▶ **Challenge**
Find the word "FEDEZET" in the data. Return every line where it appears.

## Start Information supplied

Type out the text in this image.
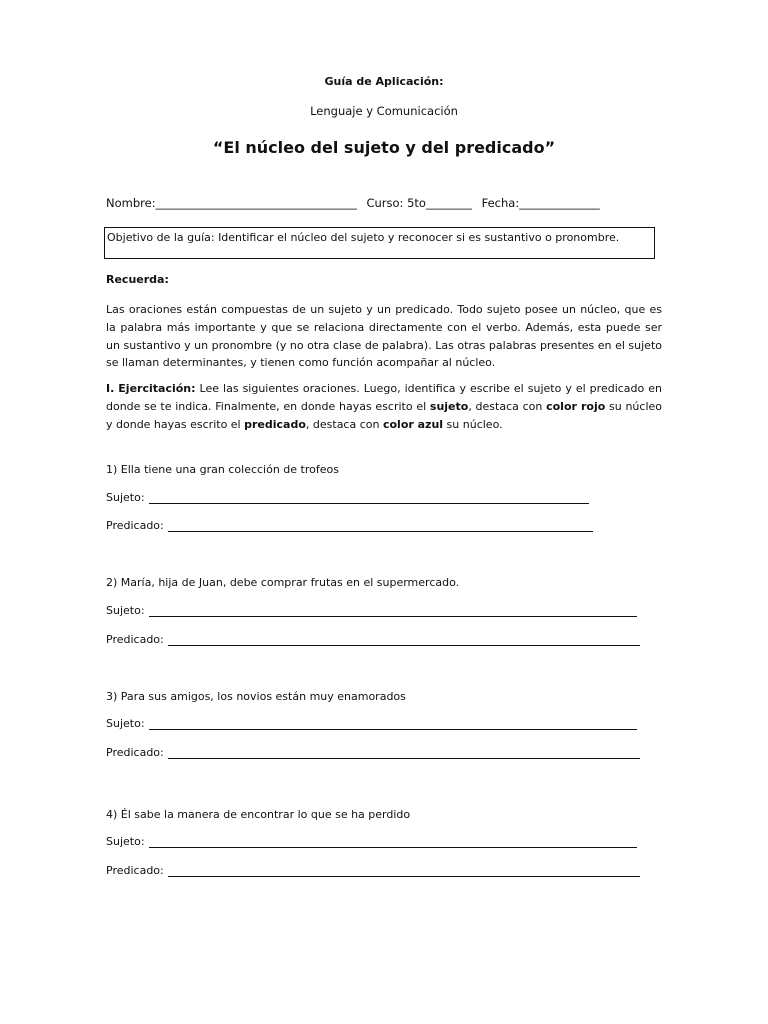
Guía de Aplicación:
Lenguaje y Comunicación
“El núcleo del sujeto y del predicado”
Nombre:___________________________________ Curso: 5to________ Fecha:______________
Objetivo de la guía: Identificar el núcleo del sujeto y reconocer si es sustantivo o pronombre.
Recuerda:

Las oraciones están compuestas de un sujeto y un predicado. Todo sujeto posee un núcleo, que es la palabra más importante y que se relaciona directamente con el verbo. Además, esta puede ser un sustantivo y un pronombre (y no otra clase de palabra). Las otras palabras presentes en el sujeto se llaman determinantes, y tienen como función acompañar al núcleo.

I. Ejercitación: Lee las siguientes oraciones. Luego, identifica y escribe el sujeto y el predicado en donde se te indica. Finalmente, en donde hayas escrito el sujeto, destaca con color rojo su núcleo y donde hayas escrito el predicado, destaca con color azul su núcleo.

1) Ella tiene una gran colección de trofeos
Sujeto:
Predicado:
2) María, hija de Juan, debe comprar frutas en el supermercado.
Sujeto:
Predicado:
3) Para sus amigos, los novios están muy enamorados
Sujeto:
Predicado:
4) Él sabe la manera de encontrar lo que se ha perdido
Sujeto:
Predicado:
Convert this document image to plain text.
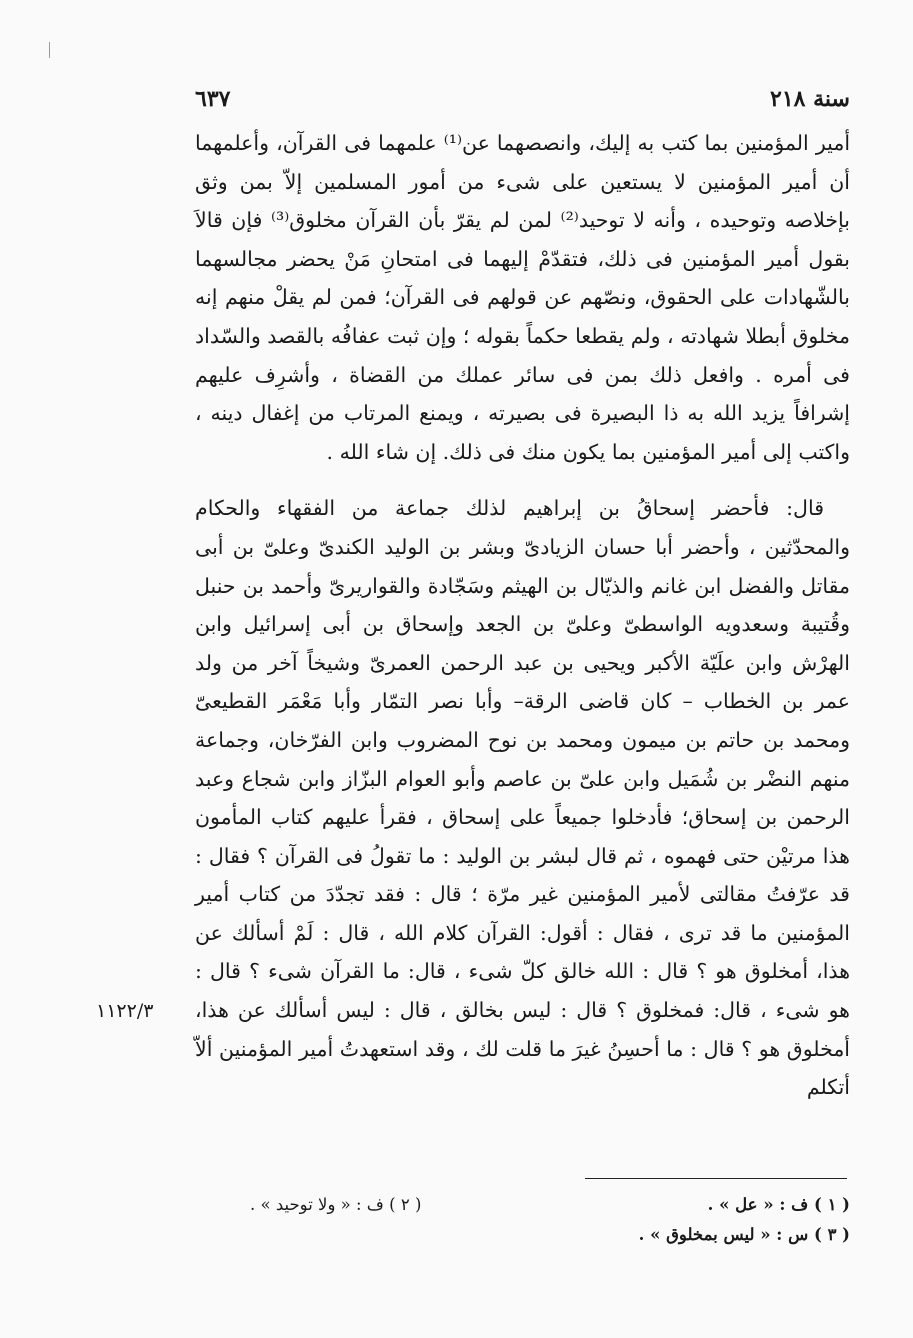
سنة ٢١٨
٦٣٧

أمير المؤمنين بما كتب به إليك، وانصصهما عن⁽¹⁾ علمهما فى القرآن، وأعلمهما أن أمير المؤمنين لا يستعين على شىء من أمور المسلمين إلاّ بمن وثق بإخلاصه وتوحيده ، وأنه لا توحيد⁽²⁾ لمن لم يقرّ بأن القرآن مخلوق⁽³⁾ فإن قالاَ بقول أمير المؤمنين فى ذلك، فتقدّمْ إليهما فى امتحانِ مَنْ يحضر مجالسهما بالشّهادات على الحقوق، ونصّهم عن قولهم فى القرآن؛ فمن لم يقلْ منهم إنه مخلوق أبطلا شهادته ، ولم يقطعا حكماً بقوله ؛ وإن ثبت عفافُه بالقصد والسّداد فى أمره . وافعل ذلك بمن فى سائر عملك من القضاة ، وأشرِف عليهم إشرافاً يزيد الله به ذا البصيرة فى بصيرته ، ويمنع المرتاب من إغفال دينه ، واكتب إلى أمير المؤمنين بما يكون منك فى ذلك. إن شاء الله .

قال: فأحضر إسحاقُ بن إبراهيم لذلك جماعة من الفقهاء والحكام والمحدّثين ، وأحضر أبا حسان الزيادىّ وبشر بن الوليد الكندىّ وعلىّ بن أبى مقاتل والفضل ابن غانم والذيّال بن الهيثم وسَجّادة والقواريرىّ وأحمد بن حنبل وقُتيبة وسعدويه الواسطىّ وعلىّ بن الجعد وإسحاق بن أبى إسرائيل وابن الهرْش وابن علَيّة الأكبر ويحيى بن عبد الرحمن العمرىّ وشيخاً آخر من ولد عمر بن الخطاب – كان قاضى الرقة– وأبا نصر التمّار وأبا مَعْمَر القطيعىّ ومحمد بن حاتم بن ميمون ومحمد بن نوح المضروب وابن الفرّخان، وجماعة منهم النضْر بن شُمَيل وابن علىّ بن عاصم وأبو العوام البزّاز وابن شجاع وعبد الرحمن بن إسحاق؛ فأدخلوا جميعاً على إسحاق ، فقرأ عليهم كتاب المأمون هذا مرتيْن حتى فهموه ، ثم قال لبشر بن الوليد : ما تقولُ فى القرآن ؟ فقال : قد عرّفتُ مقالتى لأمير المؤمنين غير مرّة ؛ قال : فقد تجدّدَ من كتاب أمير المؤمنين ما قد ترى ، فقال : أقول: القرآن كلام الله ، قال : لَمْ أسألك عن هذا، أمخلوق هو ؟ قال : الله خالق كلّ شىء ، قال: ما القرآن شىء ؟ قال : هو شىء ، قال: فمخلوق ؟ قال : ليس بخالق ، قال : ليس أسألك عن هذا، أمخلوق هو ؟ قال : ما أحسِنُ غيرَ ما قلت لك ، وقد استعهدتُ أمير المؤمنين ألاّ أتكلم

١١٢٢/٣
( ١ ) ف : « عل » .
( ٢ ) ف : « ولا توحيد » .
( ٣ ) س : « ليس بمخلوق » .
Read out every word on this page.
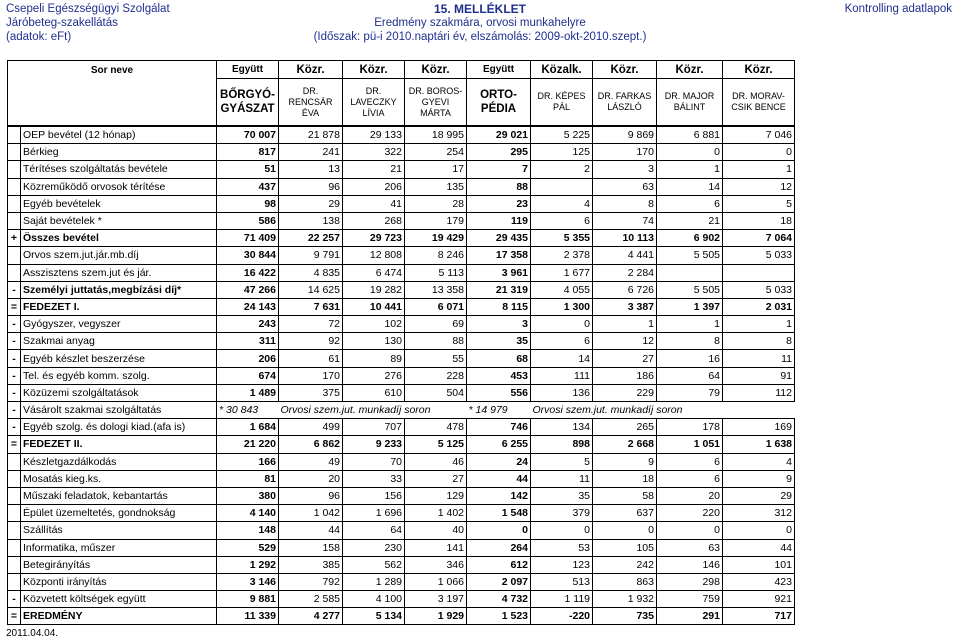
Csepeli Egészségügyi Szolgálat
Járóbeteg-szakellátás
(adatok: eFt)
15. MELLÉKLET
Eredmény szakmára, orvosi munkahelyre
(Időszak: pü-i 2010.naptári év, elszámolás: 2009-okt-2010.szept.)
Kontrolling adatlapok
Sor neve		Együtt	Közr.	Közr.	Közr.	Együtt	Közalk.	Közr.	Közr.	Közr.
		BŐRGYÓ-GYÁSZAT	DR. RENCSÁR ÉVA	DR. LAVECZKY LÍVIA	DR. BOROS-GYEVI MÁRTA	ORTO-PÉDIA	DR. KÉPES PÁL	DR. FARKAS LÁSZLÓ	DR. MAJOR BÁLINT	DR. MORAV-CSIK BENCE

	OEP bevétel (12 hónap)	70 007	21 878	29 133	18 995	29 021	5 225	9 869	6 881	7 046
	Bérkieg	817	241	322	254	295	125	170	0	0
	Térítéses szolgáltatás bevétele	51	13	21	17	7	2	3	1	1
	Közreműködő orvosok térítése	437	96	206	135	88		63	14	12
	Egyéb bevételek	98	29	41	28	23	4	8	6	5
	Saját bevételek *	586	138	268	179	119	6	74	21	18
+	Összes bevétel	71 409	22 257	29 723	19 429	29 435	5 355	10 113	6 902	7 064
	Orvos szem.jut.jár.mb.díj	30 844	9 791	12 808	8 246	17 358	2 378	4 441	5 505	5 033
	Asszisztens szem.jut és jár.	16 422	4 835	6 474	5 113	3 961	1 677	2 284		
-	Személyi juttatás,megbízási díj*	47 266	14 625	19 282	13 358	21 319	4 055	6 726	5 505	5 033
=	FEDEZET I.	24 143	7 631	10 441	6 071	8 115	1 300	3 387	1 397	2 031
-	Gyógyszer, vegyszer	243	72	102	69	3	0	1	1	1
-	Szakmai anyag	311	92	130	88	35	6	12	8	8
-	Egyéb készlet beszerzése	206	61	89	55	68	14	27	16	11
-	Tel. és egyéb komm. szolg.	674	170	276	228	453	111	186	64	91
-	Közüzemi szolgáltatások	1 489	375	610	504	556	136	229	79	112
-	Vásárolt szakmai szolgáltatás	* 30 843	Orvosi szem.jut. munkadíj soron			* 14 979	Orvosi szem.jut. munkadíj soron			
-	Egyéb szolg. és dologi kiad.(afa is)	1 684	499	707	478	746	134	265	178	169
=	FEDEZET II.	21 220	6 862	9 233	5 125	6 255	898	2 668	1 051	1 638
	Készletgazdálkodás	166	49	70	46	24	5	9	6	4
	Mosatás kieg.ks.	81	20	33	27	44	11	18	6	9
	Műszaki feladatok, kebantartás	380	96	156	129	142	35	58	20	29
	Épület üzemeltetés, gondnokság	4 140	1 042	1 696	1 402	1 548	379	637	220	312
	Szállítás	148	44	64	40	0	0	0	0	0
	Informatika, műszer	529	158	230	141	264	53	105	63	44
	Betegirányítás	1 292	385	562	346	612	123	242	146	101
	Központi irányítás	3 146	792	1 289	1 066	2 097	513	863	298	423
-	Közvetett költségek együtt	9 881	2 585	4 100	3 197	4 732	1 119	1 932	759	921
=	EREDMÉNY	11 339	4 277	5 134	1 929	1 523	-220	735	291	717
2011.04.04.
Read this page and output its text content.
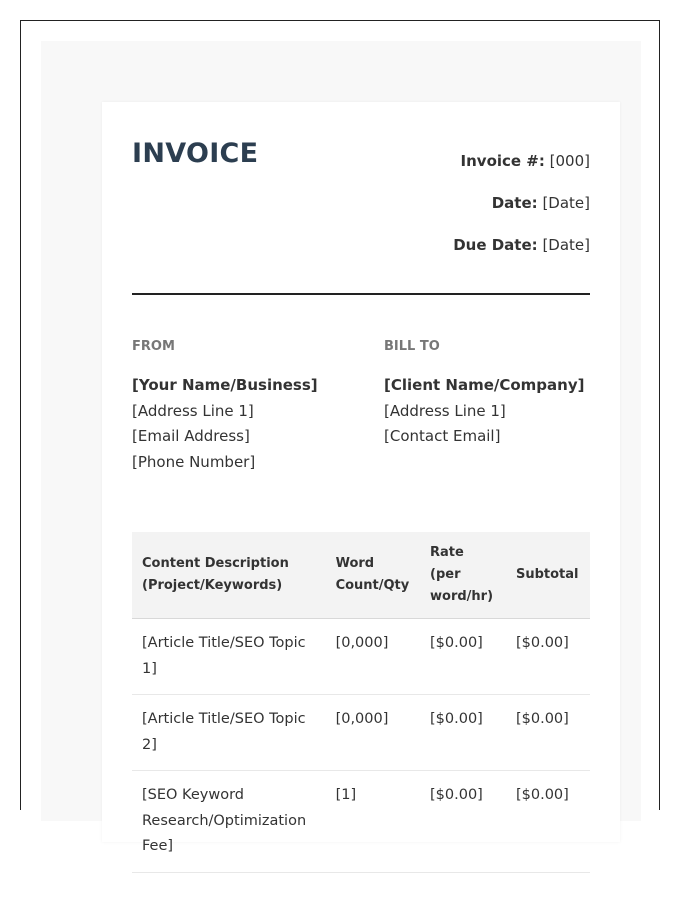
INVOICE	Invoice #: [000]
Date: [Date]
Due Date: [Date]
FROM
[Your Name/Business]
[Address Line 1]
[Email Address]
[Phone Number]
BILL TO
[Client Name/Company]
[Address Line 1]
[Contact Email]
Content Description (Project/Keywords)	Word Count/Qty	Rate (per word/hr)	Subtotal
[Article Title/SEO Topic 1]	[0,000]	[$0.00]	[$0.00]
[Article Title/SEO Topic 2]	[0,000]	[$0.00]	[$0.00]
[SEO Keyword Research/Optimization Fee]	[1]	[$0.00]	[$0.00]
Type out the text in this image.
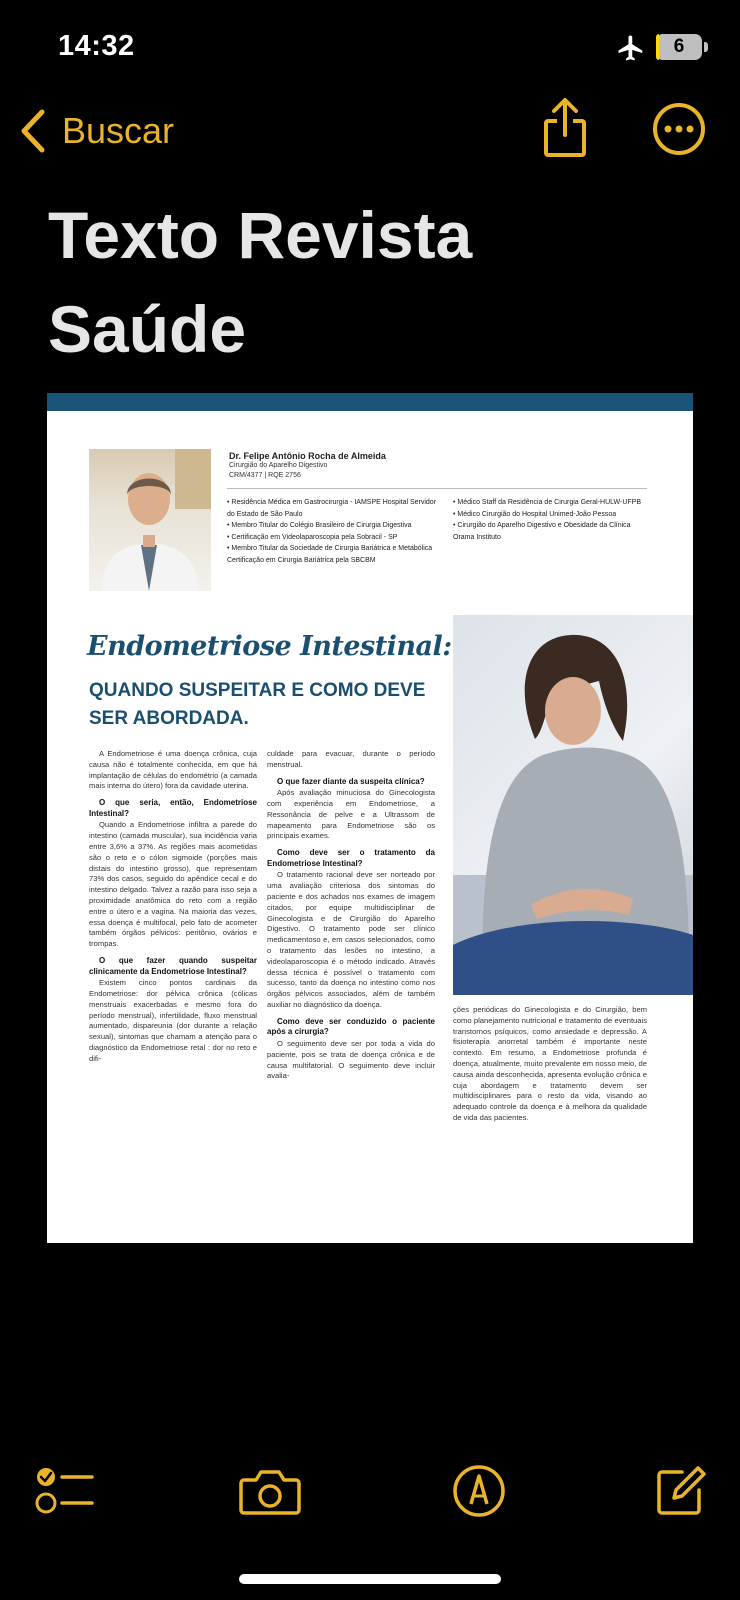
14:32	6
Buscar
Texto Revista Saúde
Dr. Felipe Antônio Rocha de Almeida
Cirurgião do Aparelho Digestivo
CRM/4377 | RQE 2756
• Residência Médica em Gastrocirurgia - IAMSPE Hospital Servidor do Estado de São Paulo
• Membro Titular do Colégio Brasileiro de Cirurgia Digestiva
• Certificação em Videolaparoscopia pela Sobracil - SP
• Membro Titular da Sociedade de Cirurgia Bariátrica e Metabólica Certificação em Cirurgia Bariátrica pela SBCBM
• Médico Staff da Residência de Cirurgia Geral-HULW-UFPB
• Médico Cirurgião do Hospital Unimed-João Pessoa
• Cirurgião do Aparelho Digestivo e Obesidade da Clínica Orama Instituto
Endometriose Intestinal:
QUANDO SUSPEITAR E COMO DEVE SER ABORDADA.

A Endometriose é uma doença crônica, cuja causa não é totalmente conhecida, em que há implantação de células do endométrio (a camada mais interna do útero) fora da cavidade uterina.

O que seria, então, Endometriose Intestinal?

Quando a Endometriose infiltra a parede do intestino (camada muscular), sua incidência varia entre 3,6% a 37%. As regiões mais acometidas são o reto e o cólon sigmoide (porções mais distais do intestino grosso), que representam 73% dos casos, seguido do apêndice cecal e do intestino delgado. Talvez a razão para isso seja a proximidade anatômica do reto com a região entre o útero e a vagina. Na maioria das vezes, essa doença é multifocal, pelo fato de acometer também órgãos pélvicos: peritônio, ovários e trompas.

O que fazer quando suspeitar clinicamente da Endometriose Intestinal?

Existem cinco pontos cardinais da Endometriose: dor pélvica crônica (cólicas menstruais exacerbadas e mesmo fora do período menstrual), infertilidade, fluxo menstrual aumentado, dispareunia (dor durante a relação sexual), sintomas que chamam a atenção para o diagnóstico da Endometriose retal : dor no reto e difi-

culdade para evacuar, durante o período menstrual.

O que fazer diante da suspeita clínica?

Após avaliação minuciosa do Ginecologista com experiência em Endometriose, a Ressonância de pelve e a Ultrassom de mapeamento para Endometriose são os principais exames.

Como deve ser o tratamento da Endometriose Intestinal?

O tratamento racional deve ser norteado por uma avaliação criteriosa dos sintomas do paciente e dos achados nos exames de imagem citados, por equipe multidisciplinar de Ginecologista e de Cirurgião do Aparelho Digestivo. O tratamento pode ser clínico medicamentoso e, em casos selecionados, como o tratamento das lesões no intestino, a videolaparoscopia é o método indicado. Através dessa técnica é possível o tratamento com sucesso, tanto da doença no intestino como nos órgãos pélvicos associados, além de também auxiliar no diagnóstico da doença.

Como deve ser conduzido o paciente após a cirurgia?

O seguimento deve ser por toda a vida do paciente, pois se trata de doença crônica e de causa multifatorial. O seguimento deve incluir avalia-

ções periódicas do Ginecologista e do Cirurgião, bem como planejamento nutricional e tratamento de eventuais transtornos psíquicos, como ansiedade e depressão. A fisioterapia anorretal também é importante neste contexto. Em resumo, a Endometriose profunda é doença, atualmente, muito prevalente em nosso meio, de causa ainda desconhecida, apresenta evolução crônica e cuja abordagem e tratamento devem ser multidisciplinares para o resto da vida, visando ao adequado controle da doença e à melhora da qualidade de vida das pacientes.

## End Information supplied

▶ **Exercise solution**
=	FEDEZET I.	24 143	7 631	10 441	6 071	8 115	1 300	3 387	1 397	2 031
=	FEDEZET II.	21 220	6 862	9 233	5 125	6 255	898	2 668	1 051	1 638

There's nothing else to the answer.